Items listed in a dataset:
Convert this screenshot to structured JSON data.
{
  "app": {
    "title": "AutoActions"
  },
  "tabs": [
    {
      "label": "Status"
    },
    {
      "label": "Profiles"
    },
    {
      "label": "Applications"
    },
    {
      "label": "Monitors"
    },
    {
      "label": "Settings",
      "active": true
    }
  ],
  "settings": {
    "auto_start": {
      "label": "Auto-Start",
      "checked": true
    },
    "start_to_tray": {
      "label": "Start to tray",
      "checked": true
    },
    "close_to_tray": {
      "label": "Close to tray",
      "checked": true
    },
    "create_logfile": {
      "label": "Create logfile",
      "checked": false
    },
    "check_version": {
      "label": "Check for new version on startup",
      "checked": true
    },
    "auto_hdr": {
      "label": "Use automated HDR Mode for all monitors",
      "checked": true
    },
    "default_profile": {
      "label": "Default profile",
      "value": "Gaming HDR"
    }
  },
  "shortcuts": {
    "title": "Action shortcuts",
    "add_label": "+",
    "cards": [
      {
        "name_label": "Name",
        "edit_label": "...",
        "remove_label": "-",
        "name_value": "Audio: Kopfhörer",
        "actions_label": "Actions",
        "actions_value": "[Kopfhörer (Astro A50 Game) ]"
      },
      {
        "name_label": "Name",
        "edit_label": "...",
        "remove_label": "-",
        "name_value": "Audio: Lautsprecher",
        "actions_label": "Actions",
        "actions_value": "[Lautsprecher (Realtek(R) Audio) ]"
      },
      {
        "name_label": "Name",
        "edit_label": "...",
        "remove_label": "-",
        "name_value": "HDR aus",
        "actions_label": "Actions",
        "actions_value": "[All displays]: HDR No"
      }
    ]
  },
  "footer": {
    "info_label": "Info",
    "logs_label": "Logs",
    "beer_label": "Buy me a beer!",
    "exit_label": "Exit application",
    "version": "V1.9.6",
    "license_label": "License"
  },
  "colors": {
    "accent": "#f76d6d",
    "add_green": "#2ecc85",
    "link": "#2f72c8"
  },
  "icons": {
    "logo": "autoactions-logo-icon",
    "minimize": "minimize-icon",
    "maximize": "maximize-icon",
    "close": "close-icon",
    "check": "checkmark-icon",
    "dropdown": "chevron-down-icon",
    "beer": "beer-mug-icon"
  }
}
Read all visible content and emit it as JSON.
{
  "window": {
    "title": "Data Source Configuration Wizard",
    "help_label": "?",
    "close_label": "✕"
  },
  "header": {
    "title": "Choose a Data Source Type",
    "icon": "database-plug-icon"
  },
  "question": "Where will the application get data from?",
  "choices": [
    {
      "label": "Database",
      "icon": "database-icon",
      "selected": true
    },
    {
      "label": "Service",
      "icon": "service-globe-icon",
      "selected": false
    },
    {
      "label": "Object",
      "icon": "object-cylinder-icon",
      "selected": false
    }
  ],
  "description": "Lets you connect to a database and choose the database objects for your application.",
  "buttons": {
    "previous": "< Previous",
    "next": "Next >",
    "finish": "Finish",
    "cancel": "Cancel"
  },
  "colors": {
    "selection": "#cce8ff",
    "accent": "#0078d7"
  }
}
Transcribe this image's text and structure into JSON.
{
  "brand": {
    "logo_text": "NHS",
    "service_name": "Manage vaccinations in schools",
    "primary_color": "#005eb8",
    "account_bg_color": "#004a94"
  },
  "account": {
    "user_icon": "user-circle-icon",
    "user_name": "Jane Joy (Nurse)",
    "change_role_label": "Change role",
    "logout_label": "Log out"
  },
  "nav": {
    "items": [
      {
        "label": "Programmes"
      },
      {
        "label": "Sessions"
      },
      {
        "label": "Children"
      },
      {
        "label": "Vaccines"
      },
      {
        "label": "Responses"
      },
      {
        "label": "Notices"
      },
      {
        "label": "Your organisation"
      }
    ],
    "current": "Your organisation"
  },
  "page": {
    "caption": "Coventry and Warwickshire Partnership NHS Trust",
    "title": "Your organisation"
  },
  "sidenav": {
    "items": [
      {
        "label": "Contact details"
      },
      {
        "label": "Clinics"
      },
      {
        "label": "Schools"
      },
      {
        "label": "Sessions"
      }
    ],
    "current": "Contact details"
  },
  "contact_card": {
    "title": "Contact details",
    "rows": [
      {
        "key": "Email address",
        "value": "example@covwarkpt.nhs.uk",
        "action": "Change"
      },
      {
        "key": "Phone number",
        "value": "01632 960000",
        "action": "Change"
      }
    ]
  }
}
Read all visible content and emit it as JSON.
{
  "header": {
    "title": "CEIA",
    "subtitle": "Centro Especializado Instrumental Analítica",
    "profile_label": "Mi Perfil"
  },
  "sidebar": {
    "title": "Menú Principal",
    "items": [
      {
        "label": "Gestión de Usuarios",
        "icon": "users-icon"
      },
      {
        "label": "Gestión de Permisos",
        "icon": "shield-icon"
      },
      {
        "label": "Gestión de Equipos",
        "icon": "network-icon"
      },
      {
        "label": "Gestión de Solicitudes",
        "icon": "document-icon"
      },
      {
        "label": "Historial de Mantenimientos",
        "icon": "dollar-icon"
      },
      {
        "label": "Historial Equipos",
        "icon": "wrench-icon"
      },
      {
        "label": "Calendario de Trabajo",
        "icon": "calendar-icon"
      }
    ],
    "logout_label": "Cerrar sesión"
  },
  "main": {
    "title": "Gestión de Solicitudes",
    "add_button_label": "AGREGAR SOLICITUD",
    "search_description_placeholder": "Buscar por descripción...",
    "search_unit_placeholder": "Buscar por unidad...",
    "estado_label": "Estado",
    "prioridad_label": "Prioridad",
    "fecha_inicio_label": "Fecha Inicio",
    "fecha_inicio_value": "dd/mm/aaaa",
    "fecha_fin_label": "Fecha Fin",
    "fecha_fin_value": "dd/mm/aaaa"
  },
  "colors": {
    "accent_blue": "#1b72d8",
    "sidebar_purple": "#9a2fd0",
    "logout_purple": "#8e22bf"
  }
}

Exercise directions: Copy each line from the data above that includes "Historial".

Completed exercise:
        "label": "Historial de Mantenimientos",
        "label": "Historial Equipos",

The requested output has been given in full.